■ WHAT IS EXPECTED ■
From the listing below, extract every line containing "circadian".

■ RECORDS ■
=======

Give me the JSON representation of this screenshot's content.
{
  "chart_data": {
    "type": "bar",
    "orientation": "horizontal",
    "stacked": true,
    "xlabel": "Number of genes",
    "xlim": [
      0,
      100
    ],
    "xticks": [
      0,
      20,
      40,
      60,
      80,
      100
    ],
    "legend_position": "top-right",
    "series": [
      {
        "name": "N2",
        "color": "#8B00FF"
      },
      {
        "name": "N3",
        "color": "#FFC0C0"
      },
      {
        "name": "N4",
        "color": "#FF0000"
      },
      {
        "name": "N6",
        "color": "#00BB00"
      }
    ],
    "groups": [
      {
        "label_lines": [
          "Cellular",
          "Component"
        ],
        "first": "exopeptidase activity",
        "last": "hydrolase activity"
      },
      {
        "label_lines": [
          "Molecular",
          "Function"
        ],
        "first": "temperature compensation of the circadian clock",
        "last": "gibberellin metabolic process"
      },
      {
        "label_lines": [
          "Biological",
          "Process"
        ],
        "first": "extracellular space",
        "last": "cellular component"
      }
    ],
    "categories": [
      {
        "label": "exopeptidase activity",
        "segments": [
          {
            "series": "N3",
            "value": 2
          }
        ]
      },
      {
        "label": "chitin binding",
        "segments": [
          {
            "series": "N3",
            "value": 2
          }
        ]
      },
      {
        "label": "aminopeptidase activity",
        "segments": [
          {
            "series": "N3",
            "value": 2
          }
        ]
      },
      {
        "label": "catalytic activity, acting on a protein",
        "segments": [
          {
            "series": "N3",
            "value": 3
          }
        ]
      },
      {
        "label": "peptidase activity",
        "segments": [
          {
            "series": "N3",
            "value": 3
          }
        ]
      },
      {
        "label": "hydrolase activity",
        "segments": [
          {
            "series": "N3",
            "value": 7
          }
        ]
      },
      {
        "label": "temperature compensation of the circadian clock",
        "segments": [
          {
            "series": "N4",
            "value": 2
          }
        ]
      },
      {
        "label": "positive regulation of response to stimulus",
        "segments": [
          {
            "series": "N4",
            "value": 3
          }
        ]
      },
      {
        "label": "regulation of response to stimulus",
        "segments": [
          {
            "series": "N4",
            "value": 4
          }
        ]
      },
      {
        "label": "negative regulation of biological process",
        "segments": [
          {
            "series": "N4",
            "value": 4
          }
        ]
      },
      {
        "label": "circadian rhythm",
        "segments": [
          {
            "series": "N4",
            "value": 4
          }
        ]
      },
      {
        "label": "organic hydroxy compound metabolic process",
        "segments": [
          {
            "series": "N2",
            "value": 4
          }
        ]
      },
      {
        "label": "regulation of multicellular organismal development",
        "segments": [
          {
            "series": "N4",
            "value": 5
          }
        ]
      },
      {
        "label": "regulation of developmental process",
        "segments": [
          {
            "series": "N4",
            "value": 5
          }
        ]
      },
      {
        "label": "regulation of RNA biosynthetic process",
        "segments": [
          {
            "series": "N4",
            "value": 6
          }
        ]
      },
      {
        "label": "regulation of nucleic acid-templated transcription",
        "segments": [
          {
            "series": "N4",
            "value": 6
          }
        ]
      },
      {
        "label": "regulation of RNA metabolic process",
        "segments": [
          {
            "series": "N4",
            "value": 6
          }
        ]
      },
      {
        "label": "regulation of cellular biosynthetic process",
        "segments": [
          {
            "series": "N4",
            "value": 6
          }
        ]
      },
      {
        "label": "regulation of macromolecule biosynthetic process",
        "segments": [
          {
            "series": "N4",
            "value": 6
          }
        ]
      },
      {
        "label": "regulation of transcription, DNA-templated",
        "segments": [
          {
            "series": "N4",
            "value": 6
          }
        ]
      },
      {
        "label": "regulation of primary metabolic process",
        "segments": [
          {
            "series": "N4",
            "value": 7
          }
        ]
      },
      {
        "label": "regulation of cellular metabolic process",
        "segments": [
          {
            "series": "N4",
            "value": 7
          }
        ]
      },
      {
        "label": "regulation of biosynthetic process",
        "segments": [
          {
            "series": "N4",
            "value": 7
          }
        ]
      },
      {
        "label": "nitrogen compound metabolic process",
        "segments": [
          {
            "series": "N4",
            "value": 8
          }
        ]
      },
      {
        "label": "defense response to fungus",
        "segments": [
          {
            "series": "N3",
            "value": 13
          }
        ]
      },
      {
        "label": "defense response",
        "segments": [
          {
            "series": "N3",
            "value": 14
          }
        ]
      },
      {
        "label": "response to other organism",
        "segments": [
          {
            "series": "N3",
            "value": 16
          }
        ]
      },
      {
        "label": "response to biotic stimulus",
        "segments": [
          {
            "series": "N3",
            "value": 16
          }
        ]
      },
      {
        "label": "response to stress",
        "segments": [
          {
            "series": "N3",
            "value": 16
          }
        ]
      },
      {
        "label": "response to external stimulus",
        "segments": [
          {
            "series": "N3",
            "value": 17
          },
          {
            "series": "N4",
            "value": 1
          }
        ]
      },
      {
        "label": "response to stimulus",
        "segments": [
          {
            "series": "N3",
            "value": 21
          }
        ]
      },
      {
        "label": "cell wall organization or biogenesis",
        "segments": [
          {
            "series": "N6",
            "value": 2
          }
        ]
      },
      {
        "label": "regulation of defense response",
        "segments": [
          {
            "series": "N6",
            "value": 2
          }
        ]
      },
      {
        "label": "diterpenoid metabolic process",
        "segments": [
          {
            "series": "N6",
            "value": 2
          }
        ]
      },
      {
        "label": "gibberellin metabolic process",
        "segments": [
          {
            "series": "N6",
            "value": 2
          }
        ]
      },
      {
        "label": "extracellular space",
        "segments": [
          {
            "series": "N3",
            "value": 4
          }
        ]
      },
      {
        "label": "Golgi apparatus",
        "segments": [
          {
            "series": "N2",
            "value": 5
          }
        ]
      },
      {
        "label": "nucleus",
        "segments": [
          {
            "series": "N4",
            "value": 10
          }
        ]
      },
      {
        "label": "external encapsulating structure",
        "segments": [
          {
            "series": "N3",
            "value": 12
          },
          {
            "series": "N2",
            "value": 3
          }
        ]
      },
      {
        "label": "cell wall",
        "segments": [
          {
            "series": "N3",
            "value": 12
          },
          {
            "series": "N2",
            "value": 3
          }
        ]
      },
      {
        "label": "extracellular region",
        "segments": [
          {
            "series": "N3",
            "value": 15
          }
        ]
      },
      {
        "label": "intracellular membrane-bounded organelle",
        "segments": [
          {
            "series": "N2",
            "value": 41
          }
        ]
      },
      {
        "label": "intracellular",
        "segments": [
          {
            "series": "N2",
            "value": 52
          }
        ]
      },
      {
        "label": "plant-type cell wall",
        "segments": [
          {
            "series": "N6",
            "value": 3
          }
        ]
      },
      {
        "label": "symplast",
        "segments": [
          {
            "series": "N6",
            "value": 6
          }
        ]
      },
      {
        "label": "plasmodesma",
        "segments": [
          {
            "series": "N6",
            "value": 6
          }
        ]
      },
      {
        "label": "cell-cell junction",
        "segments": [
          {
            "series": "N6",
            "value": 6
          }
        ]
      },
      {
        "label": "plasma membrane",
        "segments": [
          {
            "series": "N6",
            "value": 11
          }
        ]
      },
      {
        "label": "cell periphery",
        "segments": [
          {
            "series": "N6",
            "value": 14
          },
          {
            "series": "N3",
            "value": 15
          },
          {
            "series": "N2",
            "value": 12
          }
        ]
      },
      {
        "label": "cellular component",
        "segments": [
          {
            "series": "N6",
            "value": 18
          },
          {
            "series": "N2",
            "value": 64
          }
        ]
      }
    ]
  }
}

=======

■ EXPECTED OUTPUT ■
        "first": "temperature compensation of the circadian clock",
        "label": "temperature compensation of the circadian clock",
        "label": "circadian rhythm",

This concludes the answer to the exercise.